Word for word, retype every entry in the listing.

_____

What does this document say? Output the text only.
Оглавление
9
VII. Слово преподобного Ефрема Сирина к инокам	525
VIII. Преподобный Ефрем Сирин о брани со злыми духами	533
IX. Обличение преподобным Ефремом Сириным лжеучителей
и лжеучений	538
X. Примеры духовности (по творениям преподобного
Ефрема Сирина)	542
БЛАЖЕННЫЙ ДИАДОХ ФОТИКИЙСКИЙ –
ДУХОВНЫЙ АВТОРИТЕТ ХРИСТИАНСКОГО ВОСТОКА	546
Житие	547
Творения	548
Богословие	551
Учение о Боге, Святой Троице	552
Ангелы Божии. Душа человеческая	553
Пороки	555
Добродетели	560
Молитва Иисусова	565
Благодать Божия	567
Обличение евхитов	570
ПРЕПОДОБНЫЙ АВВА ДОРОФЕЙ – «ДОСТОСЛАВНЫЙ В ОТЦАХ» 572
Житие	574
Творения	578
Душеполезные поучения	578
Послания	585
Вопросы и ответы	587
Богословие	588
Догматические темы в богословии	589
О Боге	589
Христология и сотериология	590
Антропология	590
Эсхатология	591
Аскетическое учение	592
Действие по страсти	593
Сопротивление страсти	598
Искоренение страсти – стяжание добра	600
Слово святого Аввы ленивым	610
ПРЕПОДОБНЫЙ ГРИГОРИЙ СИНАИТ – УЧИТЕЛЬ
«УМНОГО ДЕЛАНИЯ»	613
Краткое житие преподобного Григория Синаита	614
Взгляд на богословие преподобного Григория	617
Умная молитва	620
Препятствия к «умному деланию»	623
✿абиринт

_____

### WORKED SOLUTION
What does this document say? Output the text only.
Оглавление
9
VII. Слово преподобного Ефрема Сирина к инокам	525
VIII. Преподобный Ефрем Сирин о брани со злыми духами	533
IX. Обличение преподобным Ефремом Сириным лжеучителей
и лжеучений	538
X. Примеры духовности (по творениям преподобного
Ефрема Сирина)	542
БЛАЖЕННЫЙ ДИАДОХ ФОТИКИЙСКИЙ –
ДУХОВНЫЙ АВТОРИТЕТ ХРИСТИАНСКОГО ВОСТОКА	546
Житие	547
Творения	548
Богословие	551
Учение о Боге, Святой Троице	552
Ангелы Божии. Душа человеческая	553
Пороки	555
Добродетели	560
Молитва Иисусова	565
Благодать Божия	567
Обличение евхитов	570
ПРЕПОДОБНЫЙ АВВА ДОРОФЕЙ – «ДОСТОСЛАВНЫЙ В ОТЦАХ» 572
Житие	574
Творения	578
Душеполезные поучения	578
Послания	585
Вопросы и ответы	587
Богословие	588
Догматические темы в богословии	589
О Боге	589
Христология и сотериология	590
Антропология	590
Эсхатология	591
Аскетическое учение	592
Действие по страсти	593
Сопротивление страсти	598
Искоренение страсти – стяжание добра	600
Слово святого Аввы ленивым	610
ПРЕПОДОБНЫЙ ГРИГОРИЙ СИНАИТ – УЧИТЕЛЬ
«УМНОГО ДЕЛАНИЯ»	613
Краткое житие преподобного Григория Синаита	614
Взгляд на богословие преподобного Григория	617
Умная молитва	620
Препятствия к «умному деланию»	623
✿абиринт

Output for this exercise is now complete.